Retype the whole listing, please, keeping every line exact and dropping the pictures.
+++ Listing +++
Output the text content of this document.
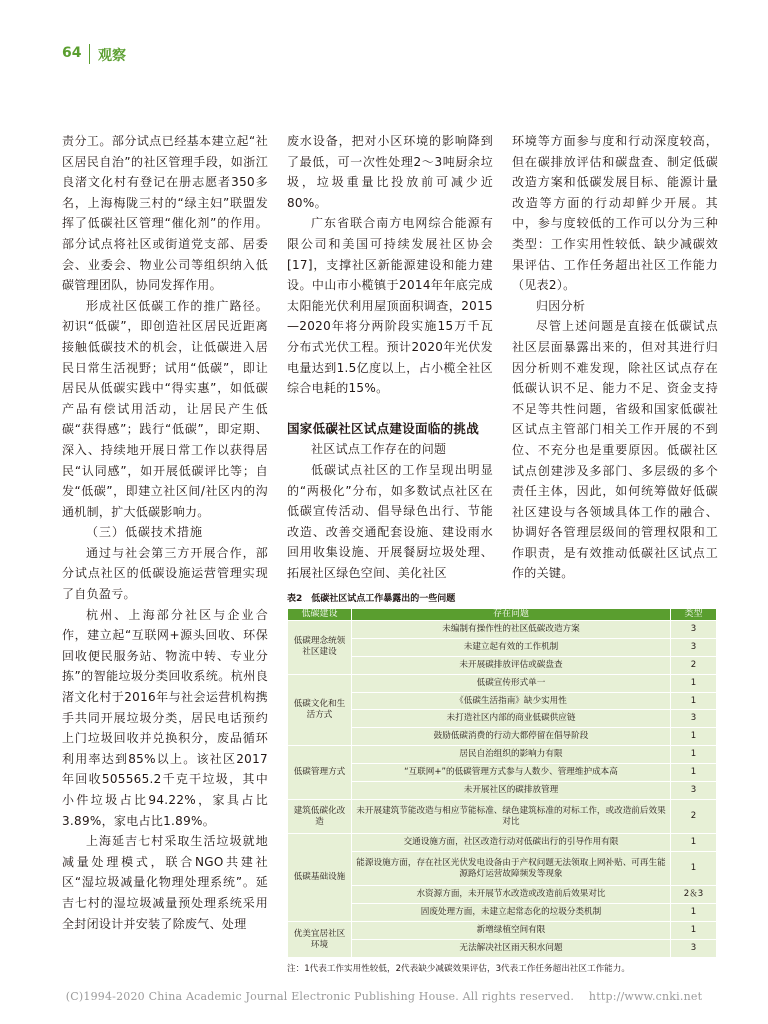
64 观察

责分工。部分试点已经基本建立起“社区居民自治”的社区管理手段，如浙江良渚文化村有登记在册志愿者350多名，上海梅陇三村的“绿主妇”联盟发挥了低碳社区管理“催化剂”的作用。部分试点将社区或街道党支部、居委会、业委会、物业公司等组织纳入低碳管理团队，协同发挥作用。

形成社区低碳工作的推广路径。初识“低碳”，即创造社区居民近距离接触低碳技术的机会，让低碳进入居民日常生活视野；试用“低碳”，即让居民从低碳实践中“得实惠”，如低碳产品有偿试用活动，让居民产生低碳“获得感”；践行“低碳”，即定期、深入、持续地开展日常工作以获得居民“认同感”，如开展低碳评比等；自发“低碳”，即建立社区间/社区内的沟通机制，扩大低碳影响力。

（三）低碳技术措施

通过与社会第三方开展合作，部分试点社区的低碳设施运营管理实现了自负盈亏。

杭州、上海部分社区与企业合作，建立起“互联网+源头回收、环保回收便民服务站、物流中转、专业分拣”的智能垃圾分类回收系统。杭州良渚文化村于2016年与社会运营机构携手共同开展垃圾分类，居民电话预约上门垃圾回收并兑换积分，废品循环利用率达到85%以上。该社区2017年回收505565.2千克干垃圾，其中小件垃圾占比94.22%，家具占比3.89%，家电占比1.89%。

上海延吉七村采取生活垃圾就地减量处理模式，联合NGO共建社区“湿垃圾减量化物理处理系统”。延吉七村的湿垃圾减量预处理系统采用全封闭设计并安装了除废气、处理

废水设备，把对小区环境的影响降到了最低，可一次性处理2～3吨厨余垃圾，垃圾重量比投放前可减少近80%。

广东省联合南方电网综合能源有限公司和美国可持续发展社区协会[17]，支撑社区新能源建设和能力建设。中山市小榄镇于2014年年底完成太阳能光伏利用屋顶面积调查，2015—2020年将分两阶段实施15万千瓦分布式光伏工程。预计2020年光伏发电量达到1.5亿度以上，占小榄全社区综合电耗的15%。

国家低碳社区试点建设面临的挑战

社区试点工作存在的问题

低碳试点社区的工作呈现出明显的“两极化”分布，如多数试点社区在低碳宣传活动、倡导绿色出行、节能改造、改善交通配套设施、建设雨水回用收集设施、开展餐厨垃圾处理、拓展社区绿色空间、美化社区

环境等方面参与度和行动深度较高，但在碳排放评估和碳盘查、制定低碳改造方案和低碳发展目标、能源计量改造等方面的行动却鲜少开展。其中，参与度较低的工作可以分为三种类型：工作实用性较低、缺少减碳效果评估、工作任务超出社区工作能力（见表2）。

归因分析

尽管上述问题是直接在低碳试点社区层面暴露出来的，但对其进行归因分析则不难发现，除社区试点存在低碳认识不足、能力不足、资金支持不足等共性问题，省级和国家低碳社区试点主管部门相关工作开展的不到位、不充分也是重要原因。低碳社区试点创建涉及多部门、多层级的多个责任主体，因此，如何统筹做好低碳社区建设与各领域具体工作的融合、协调好各管理层级间的管理权限和工作职责，是有效推动低碳社区试点工作的关键。

表2　低碳社区试点工作暴露出的一些问题
低碳建设	存在问题	类型
低碳理念统领社区建设	未编制有操作性的社区低碳改造方案	3
	未建立起有效的工作机制	3
	未开展碳排放评估或碳盘查	2
低碳文化和生活方式	低碳宣传形式单一	1
	《低碳生活指南》缺少实用性	1
	未打造社区内部的商业低碳供应链	3
	鼓励低碳消费的行动大都停留在倡导阶段	1
低碳管理方式	居民自治组织的影响力有限	1
	“互联网+”的低碳管理方式参与人数少、管理维护成本高	1
	未开展社区的碳排放管理	3
建筑低碳化改造	未开展建筑节能改造与相应节能标准、绿色建筑标准的对标工作，或改造前后效果对比	2
低碳基础设施	交通设施方面，社区改造行动对低碳出行的引导作用有限	1
	能源设施方面，存在社区光伏发电设备由于产权问题无法领取上网补贴、可再生能源路灯运营故障频发等现象	1
	水资源方面，未开展节水改造或改造前后效果对比	2＆3
	固废处理方面，未建立起常态化的垃圾分类机制	1
优美宜居社区环境	新增绿植空间有限	1
	无法解决社区雨天积水问题	3
注：1代表工作实用性较低，2代表缺少减碳效果评估，3代表工作任务超出社区工作能力。
(C)1994-2020 China Academic Journal Electronic Publishing House. All rights reserved.　 http://www.cnki.net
+++
*Exercise output*
Output the text content of this document.
64 观察

责分工。部分试点已经基本建立起“社区居民自治”的社区管理手段，如浙江良渚文化村有登记在册志愿者350多名，上海梅陇三村的“绿主妇”联盟发挥了低碳社区管理“催化剂”的作用。部分试点将社区或街道党支部、居委会、业委会、物业公司等组织纳入低碳管理团队，协同发挥作用。

形成社区低碳工作的推广路径。初识“低碳”，即创造社区居民近距离接触低碳技术的机会，让低碳进入居民日常生活视野；试用“低碳”，即让居民从低碳实践中“得实惠”，如低碳产品有偿试用活动，让居民产生低碳“获得感”；践行“低碳”，即定期、深入、持续地开展日常工作以获得居民“认同感”，如开展低碳评比等；自发“低碳”，即建立社区间/社区内的沟通机制，扩大低碳影响力。

（三）低碳技术措施

通过与社会第三方开展合作，部分试点社区的低碳设施运营管理实现了自负盈亏。

杭州、上海部分社区与企业合作，建立起“互联网+源头回收、环保回收便民服务站、物流中转、专业分拣”的智能垃圾分类回收系统。杭州良渚文化村于2016年与社会运营机构携手共同开展垃圾分类，居民电话预约上门垃圾回收并兑换积分，废品循环利用率达到85%以上。该社区2017年回收505565.2千克干垃圾，其中小件垃圾占比94.22%，家具占比3.89%，家电占比1.89%。

上海延吉七村采取生活垃圾就地减量处理模式，联合NGO共建社区“湿垃圾减量化物理处理系统”。延吉七村的湿垃圾减量预处理系统采用全封闭设计并安装了除废气、处理

废水设备，把对小区环境的影响降到了最低，可一次性处理2～3吨厨余垃圾，垃圾重量比投放前可减少近80%。

广东省联合南方电网综合能源有限公司和美国可持续发展社区协会[17]，支撑社区新能源建设和能力建设。中山市小榄镇于2014年年底完成太阳能光伏利用屋顶面积调查，2015—2020年将分两阶段实施15万千瓦分布式光伏工程。预计2020年光伏发电量达到1.5亿度以上，占小榄全社区综合电耗的15%。

国家低碳社区试点建设面临的挑战

社区试点工作存在的问题

低碳试点社区的工作呈现出明显的“两极化”分布，如多数试点社区在低碳宣传活动、倡导绿色出行、节能改造、改善交通配套设施、建设雨水回用收集设施、开展餐厨垃圾处理、拓展社区绿色空间、美化社区

环境等方面参与度和行动深度较高，但在碳排放评估和碳盘查、制定低碳改造方案和低碳发展目标、能源计量改造等方面的行动却鲜少开展。其中，参与度较低的工作可以分为三种类型：工作实用性较低、缺少减碳效果评估、工作任务超出社区工作能力（见表2）。

归因分析

尽管上述问题是直接在低碳试点社区层面暴露出来的，但对其进行归因分析则不难发现，除社区试点存在低碳认识不足、能力不足、资金支持不足等共性问题，省级和国家低碳社区试点主管部门相关工作开展的不到位、不充分也是重要原因。低碳社区试点创建涉及多部门、多层级的多个责任主体，因此，如何统筹做好低碳社区建设与各领域具体工作的融合、协调好各管理层级间的管理权限和工作职责，是有效推动低碳社区试点工作的关键。

表2　低碳社区试点工作暴露出的一些问题
低碳建设	存在问题	类型
低碳理念统领社区建设	未编制有操作性的社区低碳改造方案	3
	未建立起有效的工作机制	3
	未开展碳排放评估或碳盘查	2
低碳文化和生活方式	低碳宣传形式单一	1
	《低碳生活指南》缺少实用性	1
	未打造社区内部的商业低碳供应链	3
	鼓励低碳消费的行动大都停留在倡导阶段	1
低碳管理方式	居民自治组织的影响力有限	1
	“互联网+”的低碳管理方式参与人数少、管理维护成本高	1
	未开展社区的碳排放管理	3
建筑低碳化改造	未开展建筑节能改造与相应节能标准、绿色建筑标准的对标工作，或改造前后效果对比	2
低碳基础设施	交通设施方面，社区改造行动对低碳出行的引导作用有限	1
	能源设施方面，存在社区光伏发电设备由于产权问题无法领取上网补贴、可再生能源路灯运营故障频发等现象	1
	水资源方面，未开展节水改造或改造前后效果对比	2＆3
	固废处理方面，未建立起常态化的垃圾分类机制	1
优美宜居社区环境	新增绿植空间有限	1
	无法解决社区雨天积水问题	3
注：1代表工作实用性较低，2代表缺少减碳效果评估，3代表工作任务超出社区工作能力。
(C)1994-2020 China Academic Journal Electronic Publishing House. All rights reserved.　 http://www.cnki.net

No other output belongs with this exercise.